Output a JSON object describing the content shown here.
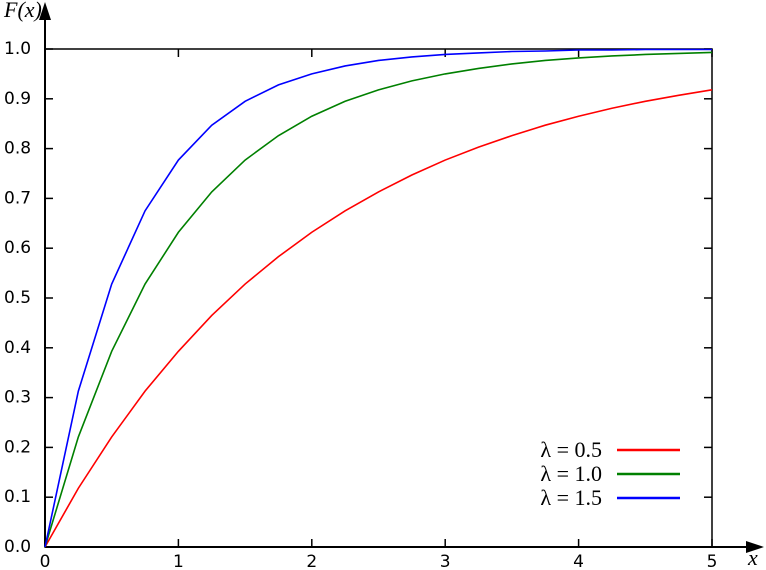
{
  "chart_data": {
    "type": "line",
    "ylabel": "F(x)",
    "xlabel": "x",
    "x": [
      0,
      0.25,
      0.5,
      0.75,
      1,
      1.25,
      1.5,
      1.75,
      2,
      2.25,
      2.5,
      2.75,
      3,
      3.25,
      3.5,
      3.75,
      4,
      4.25,
      4.5,
      4.75,
      5
    ],
    "series": [
      {
        "name": "λ = 0.5",
        "color": "#ff0000",
        "values": [
          0,
          0.118,
          0.221,
          0.313,
          0.393,
          0.465,
          0.528,
          0.583,
          0.632,
          0.675,
          0.713,
          0.747,
          0.777,
          0.803,
          0.826,
          0.847,
          0.865,
          0.881,
          0.895,
          0.907,
          0.918
        ]
      },
      {
        "name": "λ = 1.0",
        "color": "#008000",
        "values": [
          0,
          0.221,
          0.393,
          0.528,
          0.632,
          0.713,
          0.777,
          0.826,
          0.865,
          0.895,
          0.918,
          0.936,
          0.95,
          0.961,
          0.97,
          0.977,
          0.982,
          0.986,
          0.989,
          0.991,
          0.993
        ]
      },
      {
        "name": "λ = 1.5",
        "color": "#0000ff",
        "values": [
          0,
          0.313,
          0.528,
          0.675,
          0.777,
          0.847,
          0.895,
          0.928,
          0.95,
          0.966,
          0.977,
          0.984,
          0.989,
          0.992,
          0.995,
          0.996,
          0.998,
          0.998,
          0.999,
          0.999,
          0.999
        ]
      }
    ],
    "xlim": [
      0,
      5
    ],
    "xticks": [
      0,
      1,
      2,
      3,
      4,
      5
    ],
    "ylim": [
      0,
      1
    ],
    "yticks": [
      {
        "value": 0,
        "label": "0.0"
      },
      0.1,
      0.2,
      0.3,
      0.4,
      0.5,
      0.6,
      0.7,
      0.8,
      0.9,
      {
        "value": 1,
        "label": "1.0"
      }
    ],
    "legend": "lower right"
  }
}
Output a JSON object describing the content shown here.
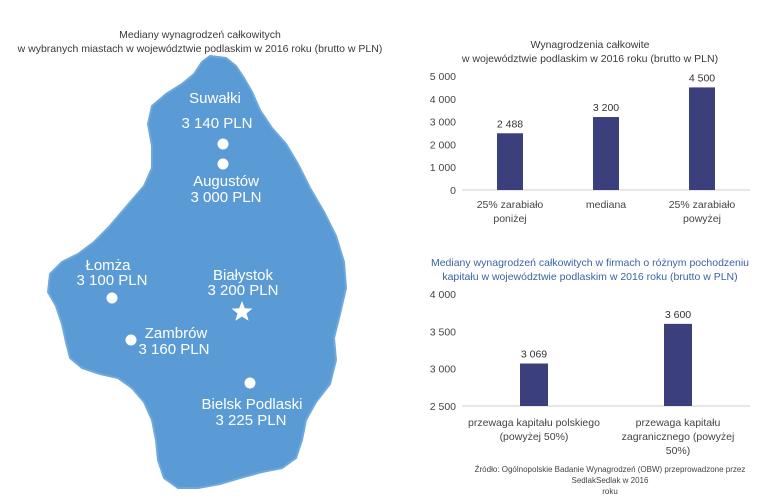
{
  "colors": {
    "map_fill": "#5b9bd5",
    "map_stroke": "#6fa8dc",
    "bar": "#3b3f7c",
    "axis": "#cfcfcf",
    "title_accent": "#3b63a6"
  },
  "map": {
    "title_lines": [
      "Mediany wynagrodzeń całkowitych",
      "w wybranych miastach w województwie podlaskim w 2016 roku (brutto w PLN)"
    ],
    "cities": [
      {
        "name": "Suwałki",
        "value": "3 140 PLN",
        "marker": "dot"
      },
      {
        "name": "Augustów",
        "value": "3 000 PLN",
        "marker": "dot"
      },
      {
        "name": "Łomża",
        "value": "3 100 PLN",
        "marker": "dot"
      },
      {
        "name": "Białystok",
        "value": "3 200 PLN",
        "marker": "star"
      },
      {
        "name": "Zambrów",
        "value": "3 160 PLN",
        "marker": "dot"
      },
      {
        "name": "Bielsk Podlaski",
        "value": "3 225 PLN",
        "marker": "dot"
      }
    ]
  },
  "chart_data": [
    {
      "type": "bar",
      "title_lines": [
        "Wynagrodzenia całkowite",
        "w województwie podlaskim w 2016 roku (brutto w PLN)"
      ],
      "categories": [
        [
          "25% zarabiało",
          "poniżej"
        ],
        [
          "mediana"
        ],
        [
          "25% zarabiało",
          "powyżej"
        ]
      ],
      "values": [
        2488,
        3200,
        4500
      ],
      "value_labels": [
        "2 488",
        "3 200",
        "4 500"
      ],
      "ylim": [
        0,
        5000
      ],
      "yticks": [
        0,
        1000,
        2000,
        3000,
        4000,
        5000
      ],
      "ytick_labels": [
        "0",
        "1 000",
        "2 000",
        "3 000",
        "4 000",
        "5 000"
      ],
      "grid": false
    },
    {
      "type": "bar",
      "title_lines": [
        "Mediany wynagrodzeń całkowitych w firmach o różnym pochodzeniu",
        "kapitału  w województwie podlaskim w 2016 roku (brutto w PLN)"
      ],
      "categories": [
        [
          "przewaga kapitału polskiego",
          "(powyżej 50%)"
        ],
        [
          "przewaga kapitału",
          "zagranicznego (powyżej",
          "50%)"
        ]
      ],
      "values": [
        3069,
        3600
      ],
      "value_labels": [
        "3 069",
        "3 600"
      ],
      "ylim": [
        2500,
        4000
      ],
      "yticks": [
        2500,
        3000,
        3500,
        4000
      ],
      "ytick_labels": [
        "2 500",
        "3 000",
        "3 500",
        "4 000"
      ],
      "grid": false
    }
  ],
  "source_lines": [
    "Źródło: Ogólnopolskie Badanie Wynagrodzeń (OBW) przeprowadzone przez SedlakSedlak w 2016",
    "roku"
  ]
}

▶ Required task
Copy the material exactly. Do not include the pictures.

▶ Result of this exercise
Output a JSON object describing the content shown here.
{
  "chart_data": {
    "type": "line",
    "ylabel": "F(x)",
    "xlabel": "x",
    "x": [
      0,
      0.25,
      0.5,
      0.75,
      1,
      1.25,
      1.5,
      1.75,
      2,
      2.25,
      2.5,
      2.75,
      3,
      3.25,
      3.5,
      3.75,
      4,
      4.25,
      4.5,
      4.75,
      5
    ],
    "series": [
      {
        "name": "λ = 0.5",
        "color": "#ff0000",
        "values": [
          0,
          0.118,
          0.221,
          0.313,
          0.393,
          0.465,
          0.528,
          0.583,
          0.632,
          0.675,
          0.713,
          0.747,
          0.777,
          0.803,
          0.826,
          0.847,
          0.865,
          0.881,
          0.895,
          0.907,
          0.918
        ]
      },
      {
        "name": "λ = 1.0",
        "color": "#008000",
        "values": [
          0,
          0.221,
          0.393,
          0.528,
          0.632,
          0.713,
          0.777,
          0.826,
          0.865,
          0.895,
          0.918,
          0.936,
          0.95,
          0.961,
          0.97,
          0.977,
          0.982,
          0.986,
          0.989,
          0.991,
          0.993
        ]
      },
      {
        "name": "λ = 1.5",
        "color": "#0000ff",
        "values": [
          0,
          0.313,
          0.528,
          0.675,
          0.777,
          0.847,
          0.895,
          0.928,
          0.95,
          0.966,
          0.977,
          0.984,
          0.989,
          0.992,
          0.995,
          0.996,
          0.998,
          0.998,
          0.999,
          0.999,
          0.999
        ]
      }
    ],
    "xlim": [
      0,
      5
    ],
    "xticks": [
      0,
      1,
      2,
      3,
      4,
      5
    ],
    "ylim": [
      0,
      1
    ],
    "yticks": [
      {
        "value": 0,
        "label": "0.0"
      },
      0.1,
      0.2,
      0.3,
      0.4,
      0.5,
      0.6,
      0.7,
      0.8,
      0.9,
      {
        "value": 1,
        "label": "1.0"
      }
    ],
    "legend": "lower right"
  }
}
Output a JSON object describing the content shown here.
{
  "colors": {
    "map_fill": "#5b9bd5",
    "map_stroke": "#6fa8dc",
    "bar": "#3b3f7c",
    "axis": "#cfcfcf",
    "title_accent": "#3b63a6"
  },
  "map": {
    "title_lines": [
      "Mediany wynagrodzeń całkowitych",
      "w wybranych miastach w województwie podlaskim w 2016 roku (brutto w PLN)"
    ],
    "cities": [
      {
        "name": "Suwałki",
        "value": "3 140 PLN",
        "marker": "dot"
      },
      {
        "name": "Augustów",
        "value": "3 000 PLN",
        "marker": "dot"
      },
      {
        "name": "Łomża",
        "value": "3 100 PLN",
        "marker": "dot"
      },
      {
        "name": "Białystok",
        "value": "3 200 PLN",
        "marker": "star"
      },
      {
        "name": "Zambrów",
        "value": "3 160 PLN",
        "marker": "dot"
      },
      {
        "name": "Bielsk Podlaski",
        "value": "3 225 PLN",
        "marker": "dot"
      }
    ]
  },
  "chart_data": [
    {
      "type": "bar",
      "title_lines": [
        "Wynagrodzenia całkowite",
        "w województwie podlaskim w 2016 roku (brutto w PLN)"
      ],
      "categories": [
        [
          "25% zarabiało",
          "poniżej"
        ],
        [
          "mediana"
        ],
        [
          "25% zarabiało",
          "powyżej"
        ]
      ],
      "values": [
        2488,
        3200,
        4500
      ],
      "value_labels": [
        "2 488",
        "3 200",
        "4 500"
      ],
      "ylim": [
        0,
        5000
      ],
      "yticks": [
        0,
        1000,
        2000,
        3000,
        4000,
        5000
      ],
      "ytick_labels": [
        "0",
        "1 000",
        "2 000",
        "3 000",
        "4 000",
        "5 000"
      ],
      "grid": false
    },
    {
      "type": "bar",
      "title_lines": [
        "Mediany wynagrodzeń całkowitych w firmach o różnym pochodzeniu",
        "kapitału  w województwie podlaskim w 2016 roku (brutto w PLN)"
      ],
      "categories": [
        [
          "przewaga kapitału polskiego",
          "(powyżej 50%)"
        ],
        [
          "przewaga kapitału",
          "zagranicznego (powyżej",
          "50%)"
        ]
      ],
      "values": [
        3069,
        3600
      ],
      "value_labels": [
        "3 069",
        "3 600"
      ],
      "ylim": [
        2500,
        4000
      ],
      "yticks": [
        2500,
        3000,
        3500,
        4000
      ],
      "ytick_labels": [
        "2 500",
        "3 000",
        "3 500",
        "4 000"
      ],
      "grid": false
    }
  ],
  "source_lines": [
    "Źródło: Ogólnopolskie Badanie Wynagrodzeń (OBW) przeprowadzone przez SedlakSedlak w 2016",
    "roku"
  ]
}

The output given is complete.